## Written exercise
"MOSI" appears in how many lines of the entries? State only the number.

— Begin Dataset entries —

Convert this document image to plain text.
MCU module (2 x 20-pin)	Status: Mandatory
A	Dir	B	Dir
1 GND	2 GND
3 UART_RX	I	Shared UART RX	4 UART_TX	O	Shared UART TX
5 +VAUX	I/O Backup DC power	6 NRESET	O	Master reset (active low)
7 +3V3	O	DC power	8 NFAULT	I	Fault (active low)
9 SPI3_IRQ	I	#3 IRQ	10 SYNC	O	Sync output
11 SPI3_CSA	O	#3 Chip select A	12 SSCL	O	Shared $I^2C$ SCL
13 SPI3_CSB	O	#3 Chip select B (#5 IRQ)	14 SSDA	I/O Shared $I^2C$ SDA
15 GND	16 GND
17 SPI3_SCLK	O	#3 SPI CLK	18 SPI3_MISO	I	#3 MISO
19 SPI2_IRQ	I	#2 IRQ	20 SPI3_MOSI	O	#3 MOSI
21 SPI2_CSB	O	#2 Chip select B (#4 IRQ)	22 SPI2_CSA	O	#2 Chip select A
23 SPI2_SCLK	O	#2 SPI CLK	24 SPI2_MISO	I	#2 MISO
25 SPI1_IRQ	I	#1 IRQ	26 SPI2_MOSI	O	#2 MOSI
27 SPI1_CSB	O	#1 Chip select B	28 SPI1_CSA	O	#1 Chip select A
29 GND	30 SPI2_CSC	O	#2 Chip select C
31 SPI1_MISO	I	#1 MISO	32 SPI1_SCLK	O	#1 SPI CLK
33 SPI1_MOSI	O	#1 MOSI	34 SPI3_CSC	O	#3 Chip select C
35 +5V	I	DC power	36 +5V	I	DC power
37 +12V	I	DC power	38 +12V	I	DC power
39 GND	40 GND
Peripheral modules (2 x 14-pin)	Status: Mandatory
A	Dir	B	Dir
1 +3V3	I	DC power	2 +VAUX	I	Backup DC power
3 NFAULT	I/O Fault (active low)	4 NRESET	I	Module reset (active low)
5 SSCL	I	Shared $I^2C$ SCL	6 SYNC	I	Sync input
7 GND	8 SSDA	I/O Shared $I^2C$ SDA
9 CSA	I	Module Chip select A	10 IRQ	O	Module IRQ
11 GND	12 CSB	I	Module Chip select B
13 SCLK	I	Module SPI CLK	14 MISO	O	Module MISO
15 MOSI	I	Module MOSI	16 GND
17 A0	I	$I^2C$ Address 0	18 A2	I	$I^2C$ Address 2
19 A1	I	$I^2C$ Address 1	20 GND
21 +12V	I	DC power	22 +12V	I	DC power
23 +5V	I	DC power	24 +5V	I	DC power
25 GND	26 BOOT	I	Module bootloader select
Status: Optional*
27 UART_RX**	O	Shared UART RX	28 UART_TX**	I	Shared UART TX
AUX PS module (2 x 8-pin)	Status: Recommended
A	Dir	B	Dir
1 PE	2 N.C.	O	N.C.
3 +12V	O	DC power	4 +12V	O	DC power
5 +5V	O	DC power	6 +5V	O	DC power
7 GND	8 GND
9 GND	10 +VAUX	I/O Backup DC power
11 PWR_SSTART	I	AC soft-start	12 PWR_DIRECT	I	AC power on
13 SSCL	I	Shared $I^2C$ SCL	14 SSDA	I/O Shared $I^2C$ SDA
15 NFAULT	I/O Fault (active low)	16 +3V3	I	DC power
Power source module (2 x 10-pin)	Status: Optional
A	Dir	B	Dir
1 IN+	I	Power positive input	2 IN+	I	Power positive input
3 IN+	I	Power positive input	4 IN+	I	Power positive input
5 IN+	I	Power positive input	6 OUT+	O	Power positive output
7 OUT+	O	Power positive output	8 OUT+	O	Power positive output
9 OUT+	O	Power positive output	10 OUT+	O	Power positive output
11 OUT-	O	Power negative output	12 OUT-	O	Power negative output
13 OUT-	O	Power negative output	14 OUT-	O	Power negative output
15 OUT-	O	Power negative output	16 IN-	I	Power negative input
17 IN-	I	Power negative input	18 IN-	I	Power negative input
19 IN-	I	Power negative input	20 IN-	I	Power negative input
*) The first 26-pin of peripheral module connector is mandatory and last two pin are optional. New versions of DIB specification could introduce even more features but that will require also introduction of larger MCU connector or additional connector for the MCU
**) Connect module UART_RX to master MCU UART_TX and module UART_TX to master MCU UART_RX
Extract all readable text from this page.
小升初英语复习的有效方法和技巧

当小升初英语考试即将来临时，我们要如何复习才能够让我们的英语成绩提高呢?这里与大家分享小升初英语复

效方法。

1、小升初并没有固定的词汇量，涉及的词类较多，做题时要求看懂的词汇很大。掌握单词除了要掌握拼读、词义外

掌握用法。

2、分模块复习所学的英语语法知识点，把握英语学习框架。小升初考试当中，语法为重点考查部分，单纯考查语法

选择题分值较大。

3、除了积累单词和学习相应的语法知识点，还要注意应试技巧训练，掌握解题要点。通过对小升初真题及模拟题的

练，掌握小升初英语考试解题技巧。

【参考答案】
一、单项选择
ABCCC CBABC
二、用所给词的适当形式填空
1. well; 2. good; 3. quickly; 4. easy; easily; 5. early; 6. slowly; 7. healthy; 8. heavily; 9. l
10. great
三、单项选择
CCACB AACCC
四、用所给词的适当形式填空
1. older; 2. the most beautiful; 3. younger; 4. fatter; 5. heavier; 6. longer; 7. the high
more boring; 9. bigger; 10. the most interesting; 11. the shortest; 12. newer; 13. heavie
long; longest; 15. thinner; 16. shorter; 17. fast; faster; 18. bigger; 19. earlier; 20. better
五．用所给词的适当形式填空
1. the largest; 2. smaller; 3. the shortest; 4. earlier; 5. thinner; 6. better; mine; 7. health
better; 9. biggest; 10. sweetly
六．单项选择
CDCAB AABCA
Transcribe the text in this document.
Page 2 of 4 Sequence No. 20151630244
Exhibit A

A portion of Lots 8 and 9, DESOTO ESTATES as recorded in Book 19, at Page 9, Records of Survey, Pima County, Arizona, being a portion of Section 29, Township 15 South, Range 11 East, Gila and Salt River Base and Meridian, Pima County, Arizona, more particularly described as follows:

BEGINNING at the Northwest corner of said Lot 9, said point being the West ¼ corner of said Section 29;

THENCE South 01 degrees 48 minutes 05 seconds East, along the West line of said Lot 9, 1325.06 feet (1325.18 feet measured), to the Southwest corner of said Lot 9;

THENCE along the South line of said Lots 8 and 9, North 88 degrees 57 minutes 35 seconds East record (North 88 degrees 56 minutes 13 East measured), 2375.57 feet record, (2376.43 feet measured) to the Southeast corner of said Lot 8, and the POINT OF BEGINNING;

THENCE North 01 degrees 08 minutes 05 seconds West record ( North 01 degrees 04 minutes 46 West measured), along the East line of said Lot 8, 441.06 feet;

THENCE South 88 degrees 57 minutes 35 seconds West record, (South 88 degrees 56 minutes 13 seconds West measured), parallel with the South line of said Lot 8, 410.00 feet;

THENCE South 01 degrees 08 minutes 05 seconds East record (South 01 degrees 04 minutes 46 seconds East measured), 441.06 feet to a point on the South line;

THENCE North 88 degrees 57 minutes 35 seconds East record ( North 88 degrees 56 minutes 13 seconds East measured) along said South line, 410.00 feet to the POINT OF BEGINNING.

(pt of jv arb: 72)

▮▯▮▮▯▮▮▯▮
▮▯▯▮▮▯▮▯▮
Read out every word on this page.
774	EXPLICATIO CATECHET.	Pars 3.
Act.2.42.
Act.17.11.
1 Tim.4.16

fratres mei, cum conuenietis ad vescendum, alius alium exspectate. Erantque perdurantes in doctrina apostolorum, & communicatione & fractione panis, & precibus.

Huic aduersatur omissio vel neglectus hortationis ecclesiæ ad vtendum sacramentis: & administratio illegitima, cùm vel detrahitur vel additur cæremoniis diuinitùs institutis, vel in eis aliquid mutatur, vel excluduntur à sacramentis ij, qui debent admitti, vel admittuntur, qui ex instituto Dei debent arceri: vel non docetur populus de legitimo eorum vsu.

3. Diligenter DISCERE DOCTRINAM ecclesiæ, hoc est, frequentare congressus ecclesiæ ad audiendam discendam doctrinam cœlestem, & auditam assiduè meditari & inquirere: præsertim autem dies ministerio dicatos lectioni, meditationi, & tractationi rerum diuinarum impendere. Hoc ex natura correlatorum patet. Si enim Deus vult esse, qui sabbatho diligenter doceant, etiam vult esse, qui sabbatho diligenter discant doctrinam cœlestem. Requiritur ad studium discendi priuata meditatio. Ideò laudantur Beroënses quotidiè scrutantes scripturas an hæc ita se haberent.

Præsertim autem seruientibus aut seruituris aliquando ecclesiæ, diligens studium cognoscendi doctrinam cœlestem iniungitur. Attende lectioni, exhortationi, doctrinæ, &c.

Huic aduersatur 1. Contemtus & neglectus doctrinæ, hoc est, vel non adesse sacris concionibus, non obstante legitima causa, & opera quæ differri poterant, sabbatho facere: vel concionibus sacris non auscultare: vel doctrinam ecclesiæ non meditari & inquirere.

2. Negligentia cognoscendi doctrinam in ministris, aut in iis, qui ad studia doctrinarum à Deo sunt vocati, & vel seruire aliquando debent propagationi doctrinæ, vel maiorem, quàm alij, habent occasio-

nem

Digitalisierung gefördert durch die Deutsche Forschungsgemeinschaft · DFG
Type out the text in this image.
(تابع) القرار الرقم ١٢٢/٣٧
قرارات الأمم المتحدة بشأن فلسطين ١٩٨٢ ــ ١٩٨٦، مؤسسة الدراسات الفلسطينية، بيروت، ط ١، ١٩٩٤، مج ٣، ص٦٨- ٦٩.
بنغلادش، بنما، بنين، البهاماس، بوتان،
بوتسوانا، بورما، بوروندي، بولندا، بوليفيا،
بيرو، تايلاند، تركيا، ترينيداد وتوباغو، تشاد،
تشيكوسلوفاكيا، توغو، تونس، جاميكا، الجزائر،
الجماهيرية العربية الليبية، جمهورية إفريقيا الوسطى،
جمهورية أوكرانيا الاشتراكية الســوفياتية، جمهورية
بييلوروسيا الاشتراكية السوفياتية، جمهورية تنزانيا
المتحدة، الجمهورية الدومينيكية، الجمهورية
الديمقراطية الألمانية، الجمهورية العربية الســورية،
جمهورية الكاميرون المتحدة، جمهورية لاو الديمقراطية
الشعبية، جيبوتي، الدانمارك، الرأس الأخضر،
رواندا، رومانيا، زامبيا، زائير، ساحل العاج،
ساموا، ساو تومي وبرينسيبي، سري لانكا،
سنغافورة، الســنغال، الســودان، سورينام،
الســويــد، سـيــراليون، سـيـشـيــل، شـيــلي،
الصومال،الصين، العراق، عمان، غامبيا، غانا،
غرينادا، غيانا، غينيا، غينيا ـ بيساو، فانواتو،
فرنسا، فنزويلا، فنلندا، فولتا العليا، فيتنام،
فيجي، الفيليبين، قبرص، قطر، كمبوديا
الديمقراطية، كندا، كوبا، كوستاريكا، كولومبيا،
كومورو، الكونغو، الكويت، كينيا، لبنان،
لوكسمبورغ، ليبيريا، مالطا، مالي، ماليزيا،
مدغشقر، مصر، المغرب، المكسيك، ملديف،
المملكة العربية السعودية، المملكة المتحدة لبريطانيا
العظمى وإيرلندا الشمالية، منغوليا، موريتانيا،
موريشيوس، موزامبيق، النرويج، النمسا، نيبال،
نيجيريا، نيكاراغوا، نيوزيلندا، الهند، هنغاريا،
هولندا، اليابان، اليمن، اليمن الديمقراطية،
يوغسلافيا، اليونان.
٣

— End Dataset entries —

## Result for this task
4